Stored data:

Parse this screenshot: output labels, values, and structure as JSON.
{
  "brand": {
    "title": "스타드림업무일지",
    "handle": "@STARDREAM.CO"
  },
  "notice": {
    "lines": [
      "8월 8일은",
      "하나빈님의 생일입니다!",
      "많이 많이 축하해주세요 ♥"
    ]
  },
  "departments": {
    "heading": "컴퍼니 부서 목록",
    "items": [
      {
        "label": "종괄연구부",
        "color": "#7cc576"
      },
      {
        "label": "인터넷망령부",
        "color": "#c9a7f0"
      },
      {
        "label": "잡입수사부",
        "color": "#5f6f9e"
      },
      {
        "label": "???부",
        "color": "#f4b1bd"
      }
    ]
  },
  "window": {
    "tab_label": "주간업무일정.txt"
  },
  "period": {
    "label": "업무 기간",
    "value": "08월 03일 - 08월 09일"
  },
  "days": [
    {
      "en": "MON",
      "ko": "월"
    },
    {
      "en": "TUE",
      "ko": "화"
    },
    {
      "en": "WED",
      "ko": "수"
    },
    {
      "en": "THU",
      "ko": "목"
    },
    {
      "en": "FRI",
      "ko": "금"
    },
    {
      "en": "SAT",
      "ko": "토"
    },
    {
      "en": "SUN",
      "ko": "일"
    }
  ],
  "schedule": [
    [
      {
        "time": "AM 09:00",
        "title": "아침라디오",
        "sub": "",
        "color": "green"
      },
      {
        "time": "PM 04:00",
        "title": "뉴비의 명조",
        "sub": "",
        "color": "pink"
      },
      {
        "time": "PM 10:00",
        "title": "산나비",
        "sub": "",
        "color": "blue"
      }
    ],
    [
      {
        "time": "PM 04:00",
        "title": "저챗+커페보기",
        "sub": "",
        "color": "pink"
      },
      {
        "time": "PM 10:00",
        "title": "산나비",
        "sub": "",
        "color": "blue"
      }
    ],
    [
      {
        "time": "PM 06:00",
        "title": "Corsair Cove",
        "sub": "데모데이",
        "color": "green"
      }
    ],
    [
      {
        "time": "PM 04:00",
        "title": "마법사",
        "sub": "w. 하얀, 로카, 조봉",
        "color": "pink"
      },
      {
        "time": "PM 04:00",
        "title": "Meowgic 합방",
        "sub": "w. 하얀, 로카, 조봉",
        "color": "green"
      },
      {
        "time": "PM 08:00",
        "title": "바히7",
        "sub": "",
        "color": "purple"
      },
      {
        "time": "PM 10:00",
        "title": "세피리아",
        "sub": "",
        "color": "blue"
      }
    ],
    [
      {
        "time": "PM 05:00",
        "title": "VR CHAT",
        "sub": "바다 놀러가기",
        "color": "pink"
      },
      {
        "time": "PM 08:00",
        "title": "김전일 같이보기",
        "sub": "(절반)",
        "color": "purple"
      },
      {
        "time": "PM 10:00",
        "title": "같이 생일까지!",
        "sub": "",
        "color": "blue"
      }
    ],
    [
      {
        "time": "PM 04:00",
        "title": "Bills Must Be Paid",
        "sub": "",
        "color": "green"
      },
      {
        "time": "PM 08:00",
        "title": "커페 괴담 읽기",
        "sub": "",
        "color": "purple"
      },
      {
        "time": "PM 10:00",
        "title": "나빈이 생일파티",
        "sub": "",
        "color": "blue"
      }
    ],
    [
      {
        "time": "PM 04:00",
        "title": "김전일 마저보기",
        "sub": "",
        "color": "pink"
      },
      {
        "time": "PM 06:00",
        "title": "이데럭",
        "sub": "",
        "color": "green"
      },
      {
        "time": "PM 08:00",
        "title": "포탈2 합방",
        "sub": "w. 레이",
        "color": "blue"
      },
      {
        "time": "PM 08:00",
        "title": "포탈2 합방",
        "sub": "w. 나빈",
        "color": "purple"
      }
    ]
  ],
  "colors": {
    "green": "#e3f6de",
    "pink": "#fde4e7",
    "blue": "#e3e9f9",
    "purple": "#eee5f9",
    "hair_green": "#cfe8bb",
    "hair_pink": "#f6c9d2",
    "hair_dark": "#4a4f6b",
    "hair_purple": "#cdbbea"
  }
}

THE TASK:
Repeat the data above exactly.

ANSWER FOR THE TASK:
Parse this screenshot: output labels, values, and structure as JSON.
{
  "brand": {
    "title": "스타드림업무일지",
    "handle": "@STARDREAM.CO"
  },
  "notice": {
    "lines": [
      "8월 8일은",
      "하나빈님의 생일입니다!",
      "많이 많이 축하해주세요 ♥"
    ]
  },
  "departments": {
    "heading": "컴퍼니 부서 목록",
    "items": [
      {
        "label": "종괄연구부",
        "color": "#7cc576"
      },
      {
        "label": "인터넷망령부",
        "color": "#c9a7f0"
      },
      {
        "label": "잡입수사부",
        "color": "#5f6f9e"
      },
      {
        "label": "???부",
        "color": "#f4b1bd"
      }
    ]
  },
  "window": {
    "tab_label": "주간업무일정.txt"
  },
  "period": {
    "label": "업무 기간",
    "value": "08월 03일 - 08월 09일"
  },
  "days": [
    {
      "en": "MON",
      "ko": "월"
    },
    {
      "en": "TUE",
      "ko": "화"
    },
    {
      "en": "WED",
      "ko": "수"
    },
    {
      "en": "THU",
      "ko": "목"
    },
    {
      "en": "FRI",
      "ko": "금"
    },
    {
      "en": "SAT",
      "ko": "토"
    },
    {
      "en": "SUN",
      "ko": "일"
    }
  ],
  "schedule": [
    [
      {
        "time": "AM 09:00",
        "title": "아침라디오",
        "sub": "",
        "color": "green"
      },
      {
        "time": "PM 04:00",
        "title": "뉴비의 명조",
        "sub": "",
        "color": "pink"
      },
      {
        "time": "PM 10:00",
        "title": "산나비",
        "sub": "",
        "color": "blue"
      }
    ],
    [
      {
        "time": "PM 04:00",
        "title": "저챗+커페보기",
        "sub": "",
        "color": "pink"
      },
      {
        "time": "PM 10:00",
        "title": "산나비",
        "sub": "",
        "color": "blue"
      }
    ],
    [
      {
        "time": "PM 06:00",
        "title": "Corsair Cove",
        "sub": "데모데이",
        "color": "green"
      }
    ],
    [
      {
        "time": "PM 04:00",
        "title": "마법사",
        "sub": "w. 하얀, 로카, 조봉",
        "color": "pink"
      },
      {
        "time": "PM 04:00",
        "title": "Meowgic 합방",
        "sub": "w. 하얀, 로카, 조봉",
        "color": "green"
      },
      {
        "time": "PM 08:00",
        "title": "바히7",
        "sub": "",
        "color": "purple"
      },
      {
        "time": "PM 10:00",
        "title": "세피리아",
        "sub": "",
        "color": "blue"
      }
    ],
    [
      {
        "time": "PM 05:00",
        "title": "VR CHAT",
        "sub": "바다 놀러가기",
        "color": "pink"
      },
      {
        "time": "PM 08:00",
        "title": "김전일 같이보기",
        "sub": "(절반)",
        "color": "purple"
      },
      {
        "time": "PM 10:00",
        "title": "같이 생일까지!",
        "sub": "",
        "color": "blue"
      }
    ],
    [
      {
        "time": "PM 04:00",
        "title": "Bills Must Be Paid",
        "sub": "",
        "color": "green"
      },
      {
        "time": "PM 08:00",
        "title": "커페 괴담 읽기",
        "sub": "",
        "color": "purple"
      },
      {
        "time": "PM 10:00",
        "title": "나빈이 생일파티",
        "sub": "",
        "color": "blue"
      }
    ],
    [
      {
        "time": "PM 04:00",
        "title": "김전일 마저보기",
        "sub": "",
        "color": "pink"
      },
      {
        "time": "PM 06:00",
        "title": "이데럭",
        "sub": "",
        "color": "green"
      },
      {
        "time": "PM 08:00",
        "title": "포탈2 합방",
        "sub": "w. 레이",
        "color": "blue"
      },
      {
        "time": "PM 08:00",
        "title": "포탈2 합방",
        "sub": "w. 나빈",
        "color": "purple"
      }
    ]
  ],
  "colors": {
    "green": "#e3f6de",
    "pink": "#fde4e7",
    "blue": "#e3e9f9",
    "purple": "#eee5f9",
    "hair_green": "#cfe8bb",
    "hair_pink": "#f6c9d2",
    "hair_dark": "#4a4f6b",
    "hair_purple": "#cdbbea"
  }
}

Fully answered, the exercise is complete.